- [Required task]: Check each line below for the word "unserer" and give the number of lines that have it, nothing more.

- [Task input]:
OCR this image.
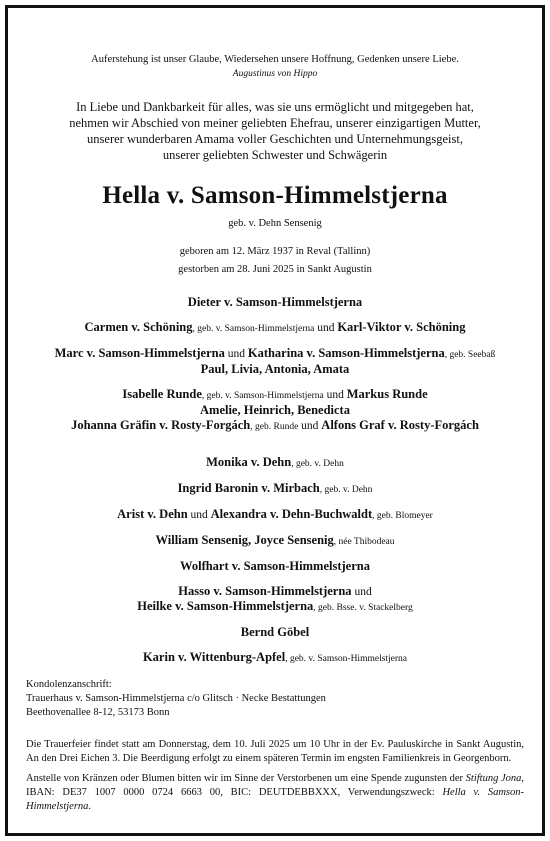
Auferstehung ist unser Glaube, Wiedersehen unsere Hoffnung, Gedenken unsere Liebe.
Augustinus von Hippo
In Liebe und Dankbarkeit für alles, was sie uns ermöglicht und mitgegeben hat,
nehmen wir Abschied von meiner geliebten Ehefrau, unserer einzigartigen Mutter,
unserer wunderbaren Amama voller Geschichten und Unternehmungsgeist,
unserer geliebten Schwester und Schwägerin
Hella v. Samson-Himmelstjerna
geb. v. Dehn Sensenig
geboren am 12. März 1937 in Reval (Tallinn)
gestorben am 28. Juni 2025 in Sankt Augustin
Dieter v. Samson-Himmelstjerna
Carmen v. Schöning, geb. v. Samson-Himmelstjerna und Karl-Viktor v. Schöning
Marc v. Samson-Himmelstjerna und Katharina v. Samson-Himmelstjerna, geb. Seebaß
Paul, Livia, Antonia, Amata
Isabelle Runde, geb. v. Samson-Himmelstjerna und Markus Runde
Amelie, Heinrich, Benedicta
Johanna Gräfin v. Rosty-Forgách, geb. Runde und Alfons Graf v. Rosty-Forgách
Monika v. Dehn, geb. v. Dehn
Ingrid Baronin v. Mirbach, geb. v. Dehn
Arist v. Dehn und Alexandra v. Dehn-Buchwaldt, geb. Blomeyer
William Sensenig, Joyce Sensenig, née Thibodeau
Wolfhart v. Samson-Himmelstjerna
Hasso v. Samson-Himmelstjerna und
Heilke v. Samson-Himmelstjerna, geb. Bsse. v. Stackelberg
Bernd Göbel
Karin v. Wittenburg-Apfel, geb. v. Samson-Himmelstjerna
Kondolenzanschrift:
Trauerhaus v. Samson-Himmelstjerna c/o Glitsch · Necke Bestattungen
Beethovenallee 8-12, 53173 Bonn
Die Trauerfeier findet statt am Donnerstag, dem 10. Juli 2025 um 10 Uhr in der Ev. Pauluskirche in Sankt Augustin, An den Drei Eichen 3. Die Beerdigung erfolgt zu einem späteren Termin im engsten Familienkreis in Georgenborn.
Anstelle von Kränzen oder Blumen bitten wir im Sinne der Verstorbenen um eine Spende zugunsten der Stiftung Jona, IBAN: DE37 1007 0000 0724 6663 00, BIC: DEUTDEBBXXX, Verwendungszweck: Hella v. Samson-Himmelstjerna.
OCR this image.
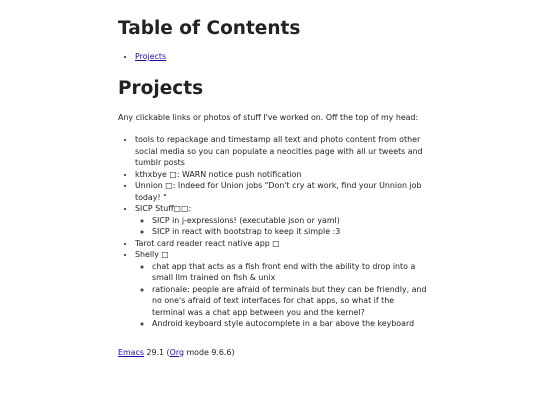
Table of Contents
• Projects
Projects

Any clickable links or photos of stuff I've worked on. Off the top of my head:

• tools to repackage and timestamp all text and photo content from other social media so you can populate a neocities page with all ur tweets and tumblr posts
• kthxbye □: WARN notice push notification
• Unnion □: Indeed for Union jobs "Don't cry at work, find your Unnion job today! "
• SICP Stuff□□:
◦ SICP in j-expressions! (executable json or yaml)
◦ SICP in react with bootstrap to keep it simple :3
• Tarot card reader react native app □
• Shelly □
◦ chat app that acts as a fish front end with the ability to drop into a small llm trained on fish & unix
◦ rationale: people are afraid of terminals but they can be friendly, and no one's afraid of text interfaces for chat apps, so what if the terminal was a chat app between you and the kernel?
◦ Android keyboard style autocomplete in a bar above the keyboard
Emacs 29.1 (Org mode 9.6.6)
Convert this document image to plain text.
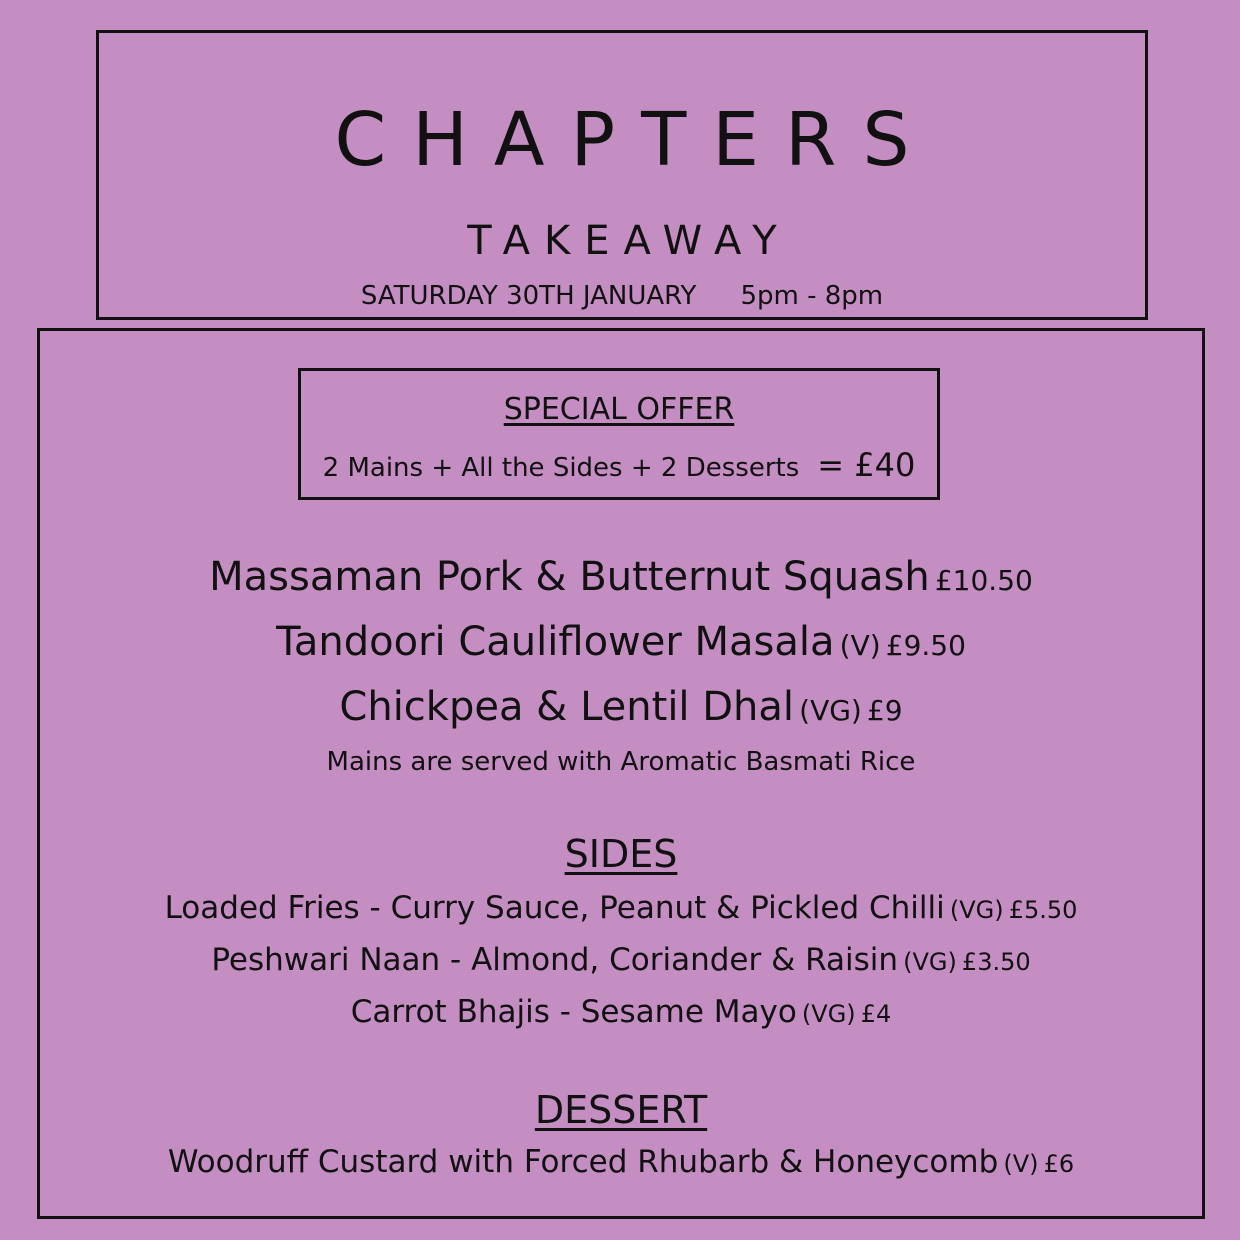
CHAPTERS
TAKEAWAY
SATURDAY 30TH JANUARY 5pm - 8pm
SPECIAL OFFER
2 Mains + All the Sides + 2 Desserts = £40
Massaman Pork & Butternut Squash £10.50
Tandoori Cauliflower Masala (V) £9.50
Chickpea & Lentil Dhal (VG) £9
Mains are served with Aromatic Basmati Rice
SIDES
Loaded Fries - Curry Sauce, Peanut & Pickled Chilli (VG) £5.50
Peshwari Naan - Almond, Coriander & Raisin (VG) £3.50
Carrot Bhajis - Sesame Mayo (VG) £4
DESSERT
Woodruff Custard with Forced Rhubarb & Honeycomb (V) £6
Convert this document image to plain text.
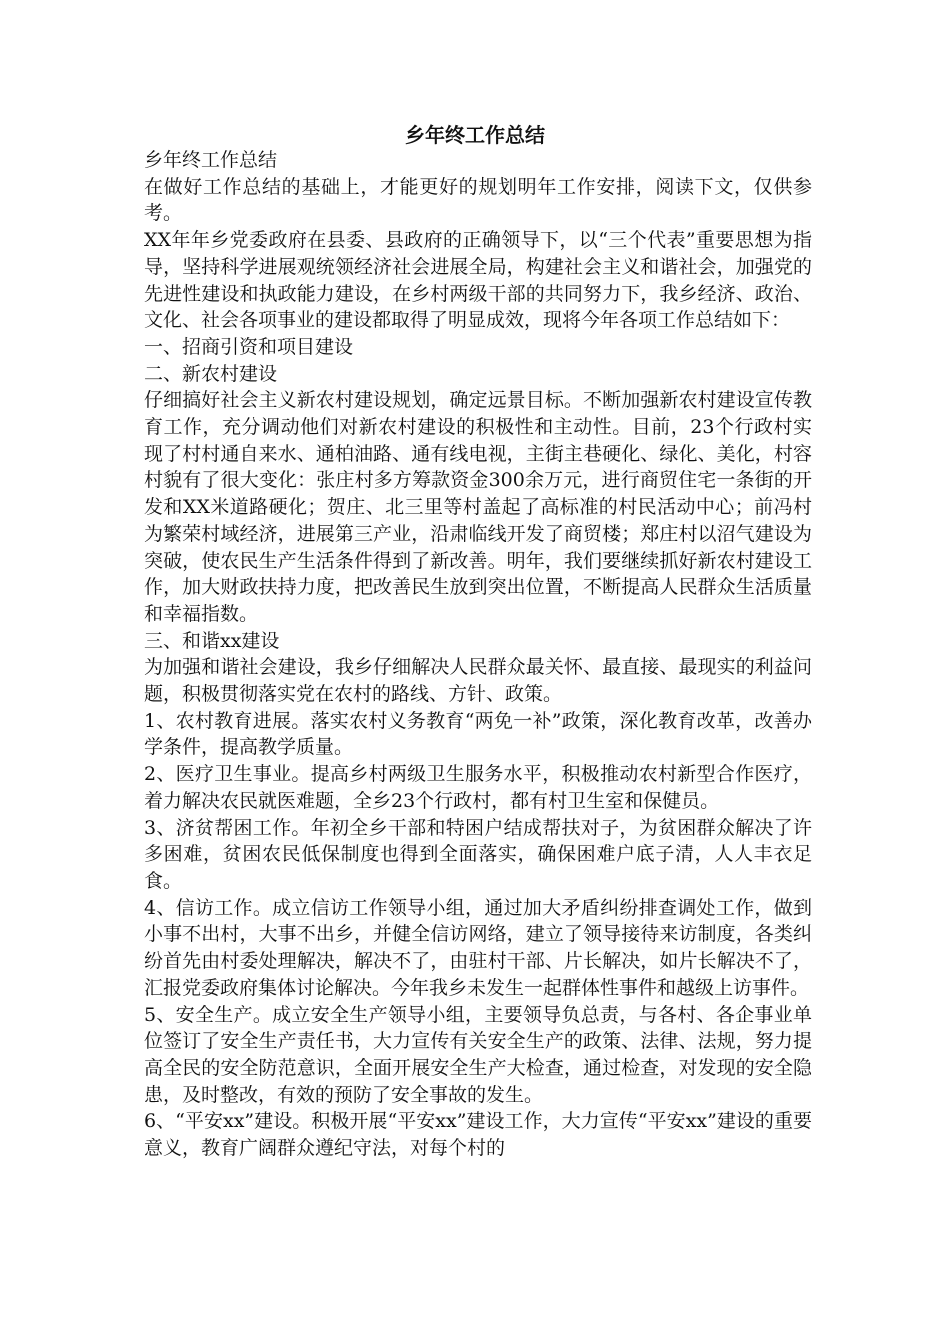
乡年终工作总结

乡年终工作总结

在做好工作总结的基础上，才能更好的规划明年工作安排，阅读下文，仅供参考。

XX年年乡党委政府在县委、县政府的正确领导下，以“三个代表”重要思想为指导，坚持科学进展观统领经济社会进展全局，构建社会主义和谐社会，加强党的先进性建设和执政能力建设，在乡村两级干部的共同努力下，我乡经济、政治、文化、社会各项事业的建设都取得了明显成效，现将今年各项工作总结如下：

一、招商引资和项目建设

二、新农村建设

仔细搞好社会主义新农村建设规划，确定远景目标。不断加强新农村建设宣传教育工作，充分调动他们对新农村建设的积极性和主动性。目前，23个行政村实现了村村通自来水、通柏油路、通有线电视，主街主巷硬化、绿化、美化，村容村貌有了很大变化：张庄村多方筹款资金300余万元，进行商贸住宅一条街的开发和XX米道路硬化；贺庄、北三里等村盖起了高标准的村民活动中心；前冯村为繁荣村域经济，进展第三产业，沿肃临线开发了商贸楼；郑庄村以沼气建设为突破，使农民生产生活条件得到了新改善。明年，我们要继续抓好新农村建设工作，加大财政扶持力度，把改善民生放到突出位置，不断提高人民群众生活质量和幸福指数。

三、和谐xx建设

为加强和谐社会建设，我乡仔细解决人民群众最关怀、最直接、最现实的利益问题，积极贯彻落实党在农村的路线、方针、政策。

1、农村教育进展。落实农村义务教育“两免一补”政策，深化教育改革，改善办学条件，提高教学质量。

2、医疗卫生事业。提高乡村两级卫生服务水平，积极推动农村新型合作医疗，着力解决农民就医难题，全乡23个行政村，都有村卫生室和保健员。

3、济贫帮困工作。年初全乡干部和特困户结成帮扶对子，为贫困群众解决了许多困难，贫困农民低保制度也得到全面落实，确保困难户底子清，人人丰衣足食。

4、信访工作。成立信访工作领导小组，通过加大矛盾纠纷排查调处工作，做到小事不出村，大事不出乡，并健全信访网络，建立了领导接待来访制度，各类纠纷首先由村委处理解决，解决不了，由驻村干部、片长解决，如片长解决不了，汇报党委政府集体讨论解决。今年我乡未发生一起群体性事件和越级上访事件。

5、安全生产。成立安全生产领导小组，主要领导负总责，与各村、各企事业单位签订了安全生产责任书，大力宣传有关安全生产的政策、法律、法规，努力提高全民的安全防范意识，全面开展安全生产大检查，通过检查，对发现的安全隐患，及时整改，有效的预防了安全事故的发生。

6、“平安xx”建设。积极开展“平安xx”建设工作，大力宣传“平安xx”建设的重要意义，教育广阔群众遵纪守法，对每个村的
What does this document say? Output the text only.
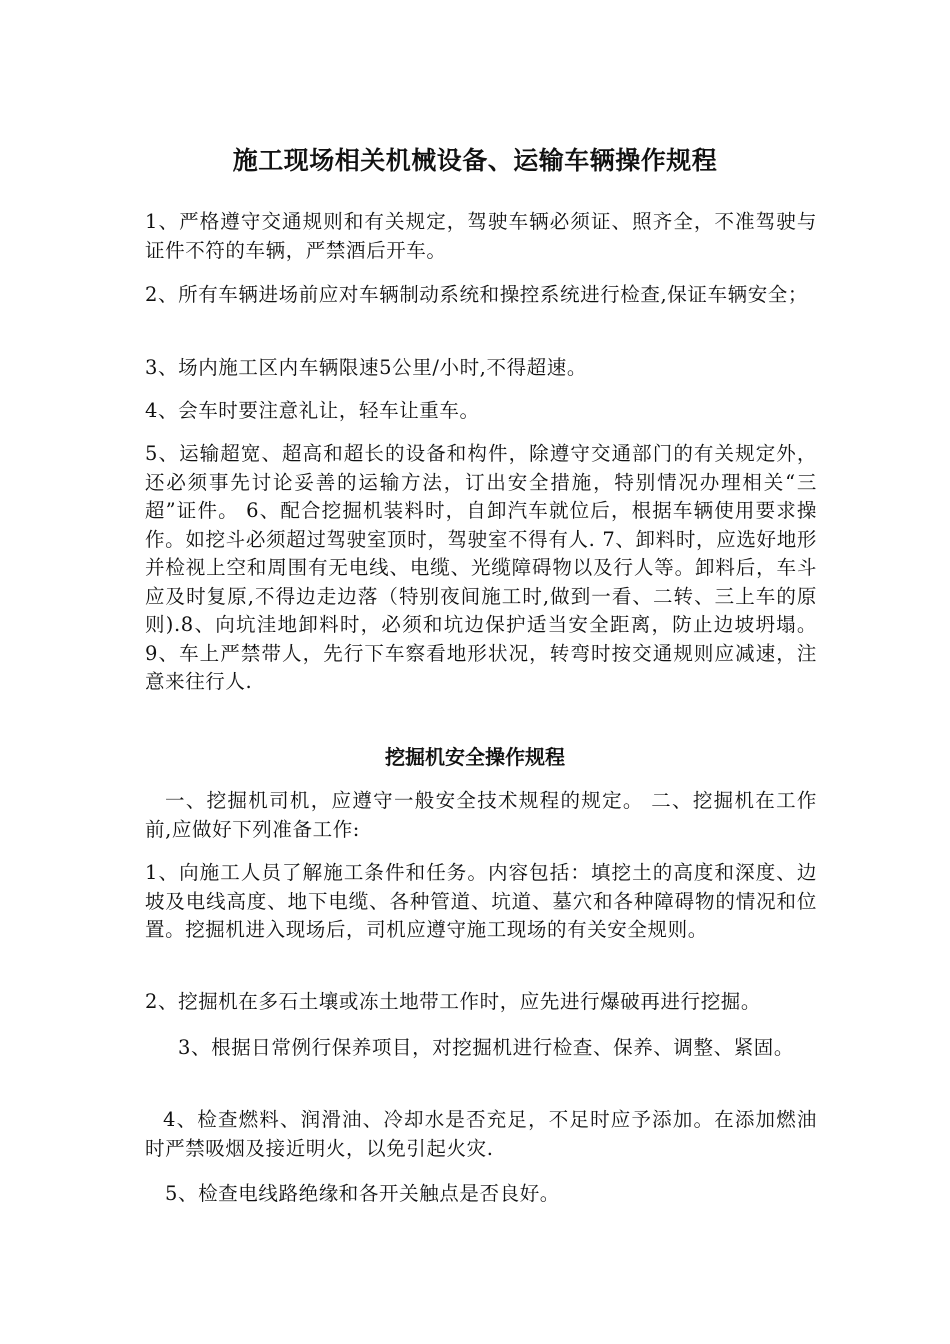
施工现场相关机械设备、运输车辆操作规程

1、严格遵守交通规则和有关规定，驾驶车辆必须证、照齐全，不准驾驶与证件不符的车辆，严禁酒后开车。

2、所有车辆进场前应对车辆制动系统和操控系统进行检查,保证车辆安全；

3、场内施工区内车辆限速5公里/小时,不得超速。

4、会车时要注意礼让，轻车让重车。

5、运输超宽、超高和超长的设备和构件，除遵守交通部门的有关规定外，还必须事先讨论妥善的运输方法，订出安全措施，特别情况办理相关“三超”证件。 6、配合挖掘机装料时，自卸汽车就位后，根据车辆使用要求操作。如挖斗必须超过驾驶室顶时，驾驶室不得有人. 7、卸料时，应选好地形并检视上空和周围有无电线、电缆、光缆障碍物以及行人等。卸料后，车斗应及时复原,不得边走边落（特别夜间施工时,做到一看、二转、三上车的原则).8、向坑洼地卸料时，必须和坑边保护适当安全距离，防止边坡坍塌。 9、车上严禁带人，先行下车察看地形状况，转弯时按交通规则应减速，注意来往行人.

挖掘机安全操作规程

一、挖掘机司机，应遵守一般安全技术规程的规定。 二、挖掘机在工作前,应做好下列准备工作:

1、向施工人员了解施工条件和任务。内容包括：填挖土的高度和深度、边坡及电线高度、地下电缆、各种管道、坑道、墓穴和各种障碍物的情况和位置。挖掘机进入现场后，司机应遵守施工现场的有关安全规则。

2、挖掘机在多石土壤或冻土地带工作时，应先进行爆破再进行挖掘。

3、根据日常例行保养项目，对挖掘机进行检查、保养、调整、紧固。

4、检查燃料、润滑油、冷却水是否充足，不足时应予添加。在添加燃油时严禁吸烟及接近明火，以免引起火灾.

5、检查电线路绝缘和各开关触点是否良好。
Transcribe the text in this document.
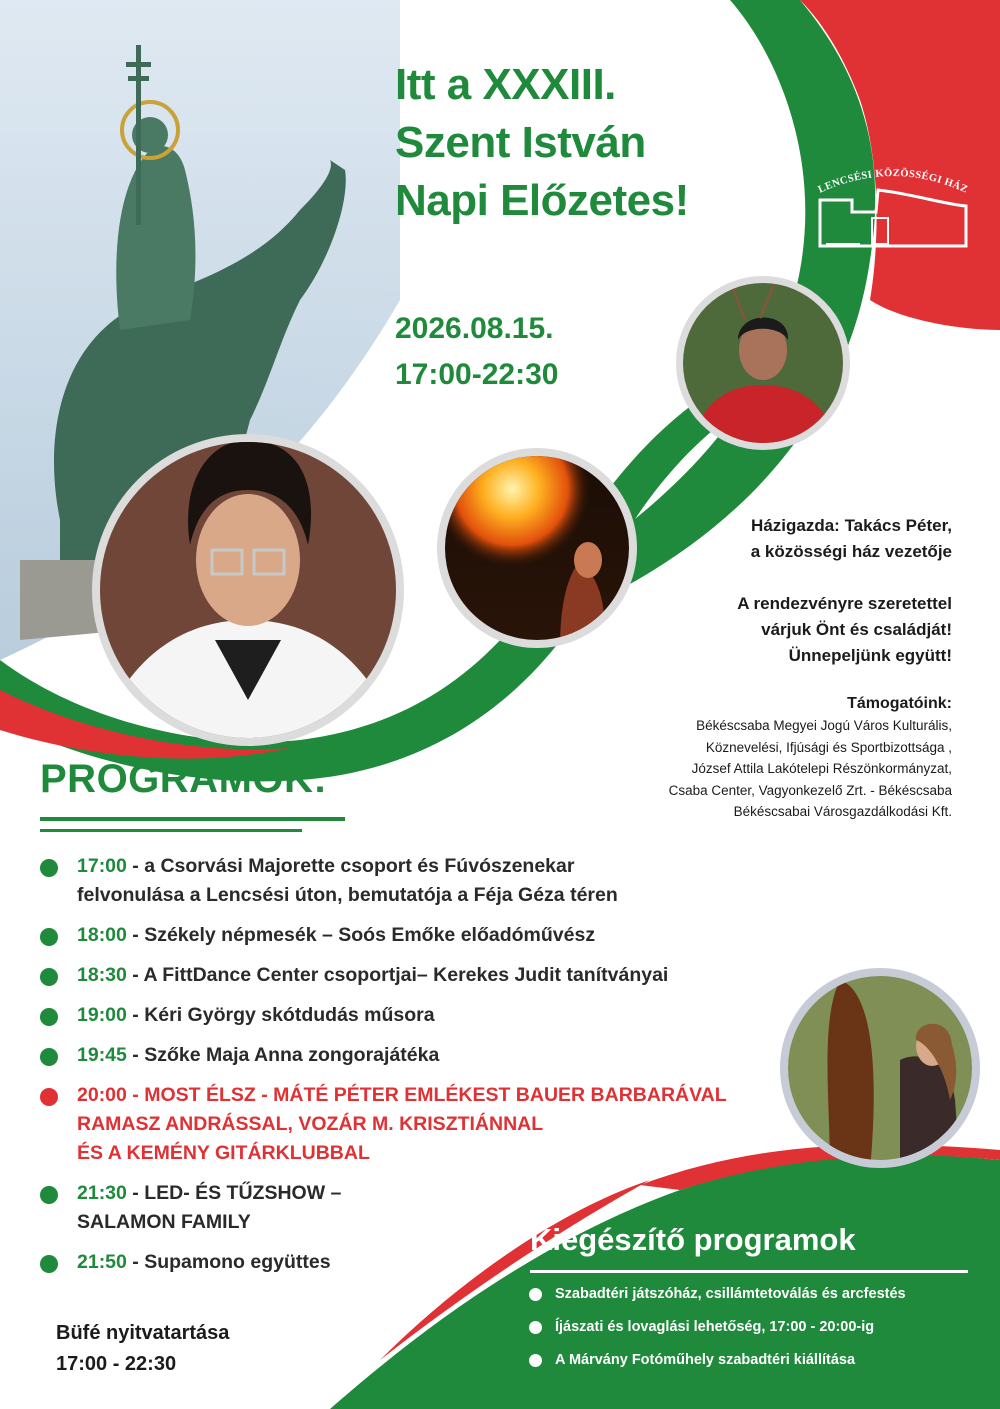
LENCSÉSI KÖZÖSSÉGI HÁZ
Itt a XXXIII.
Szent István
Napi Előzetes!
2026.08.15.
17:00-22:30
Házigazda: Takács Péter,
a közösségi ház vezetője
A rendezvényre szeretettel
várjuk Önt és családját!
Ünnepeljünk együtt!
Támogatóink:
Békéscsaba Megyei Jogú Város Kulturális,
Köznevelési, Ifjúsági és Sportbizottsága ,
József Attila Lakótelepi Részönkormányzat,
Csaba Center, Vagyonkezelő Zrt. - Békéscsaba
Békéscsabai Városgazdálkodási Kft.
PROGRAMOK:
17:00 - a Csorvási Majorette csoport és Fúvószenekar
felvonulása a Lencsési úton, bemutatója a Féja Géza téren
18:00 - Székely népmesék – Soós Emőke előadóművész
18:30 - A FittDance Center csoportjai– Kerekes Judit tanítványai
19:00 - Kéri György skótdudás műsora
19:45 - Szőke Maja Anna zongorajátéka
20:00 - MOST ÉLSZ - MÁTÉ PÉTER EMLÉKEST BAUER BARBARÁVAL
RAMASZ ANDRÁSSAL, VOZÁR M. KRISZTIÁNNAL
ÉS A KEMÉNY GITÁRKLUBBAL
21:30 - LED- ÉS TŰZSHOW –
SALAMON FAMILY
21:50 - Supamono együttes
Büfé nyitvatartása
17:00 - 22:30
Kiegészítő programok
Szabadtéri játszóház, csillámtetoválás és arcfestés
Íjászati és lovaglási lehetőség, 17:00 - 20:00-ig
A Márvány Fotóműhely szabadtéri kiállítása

- [Output of the task]: 3